(Raw records)

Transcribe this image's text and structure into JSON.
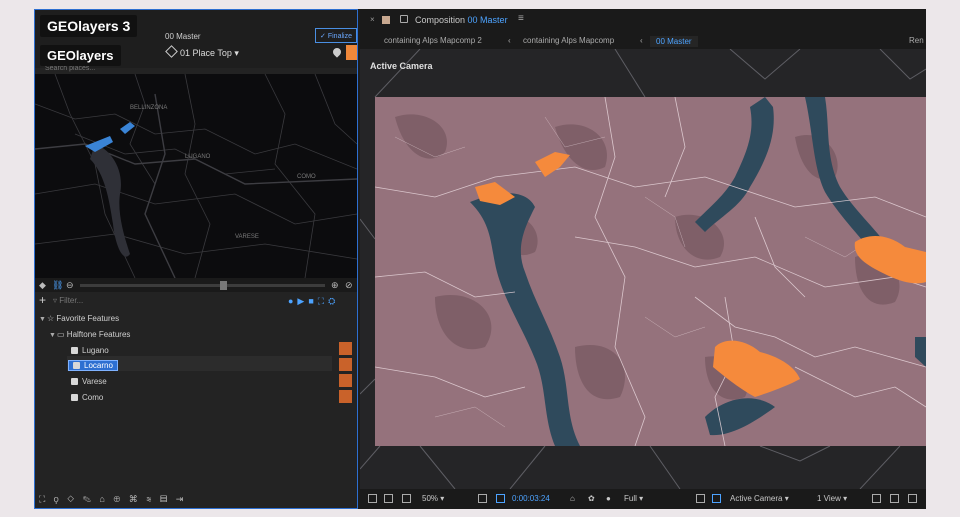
{
  "overlay": {
    "title_badge": "GEOlayers 3",
    "subtitle_badge": "GEOlayers"
  },
  "left_panel": {
    "comp_name": "00 Master",
    "finalize_label": "✓ Finalize",
    "place_selector": "01 Place Top",
    "search_placeholder": "Search places...",
    "map_labels": [
      "BELLINZONA",
      "LUGANO",
      "COMO",
      "VARESE"
    ],
    "filter_placeholder": "Filter...",
    "tree": {
      "favorites_label": "Favorite Features",
      "group_label": "Halftone Features",
      "items": [
        "Lugano",
        "Locarno",
        "Varese",
        "Como"
      ],
      "selected_index": 1
    }
  },
  "right_panel": {
    "tab": {
      "prefix": "Composition",
      "name": "00 Master"
    },
    "breadcrumbs": [
      "containing Alps Mapcomp 2",
      "containing Alps Mapcomp",
      "00 Master"
    ],
    "breadcrumb_tail": "Ren",
    "active_camera_label": "Active Camera",
    "footer": {
      "zoom": "50%",
      "timecode": "0:00:03:24",
      "resolution": "Full",
      "camera": "Active Camera",
      "views": "1 View"
    }
  },
  "colors": {
    "accent": "#2d6fd1",
    "highlight_orange": "#f0883a",
    "land": "#95727c",
    "water": "#2f4a5c",
    "swatch": "#c9622a"
  }
}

== Your goal ==
Leave images out of the retyped records; keep all else exact.

== Expected output ==
Transcribe this image's text and structure into JSON.
{
  "overlay": {
    "title_badge": "GEOlayers 3",
    "subtitle_badge": "GEOlayers"
  },
  "left_panel": {
    "comp_name": "00 Master",
    "finalize_label": "✓ Finalize",
    "place_selector": "01 Place Top",
    "search_placeholder": "Search places...",
    "map_labels": [
      "BELLINZONA",
      "LUGANO",
      "COMO",
      "VARESE"
    ],
    "filter_placeholder": "Filter...",
    "tree": {
      "favorites_label": "Favorite Features",
      "group_label": "Halftone Features",
      "items": [
        "Lugano",
        "Locarno",
        "Varese",
        "Como"
      ],
      "selected_index": 1
    }
  },
  "right_panel": {
    "tab": {
      "prefix": "Composition",
      "name": "00 Master"
    },
    "breadcrumbs": [
      "containing Alps Mapcomp 2",
      "containing Alps Mapcomp",
      "00 Master"
    ],
    "breadcrumb_tail": "Ren",
    "active_camera_label": "Active Camera",
    "footer": {
      "zoom": "50%",
      "timecode": "0:00:03:24",
      "resolution": "Full",
      "camera": "Active Camera",
      "views": "1 View"
    }
  },
  "colors": {
    "accent": "#2d6fd1",
    "highlight_orange": "#f0883a",
    "land": "#95727c",
    "water": "#2f4a5c",
    "swatch": "#c9622a"
  }
}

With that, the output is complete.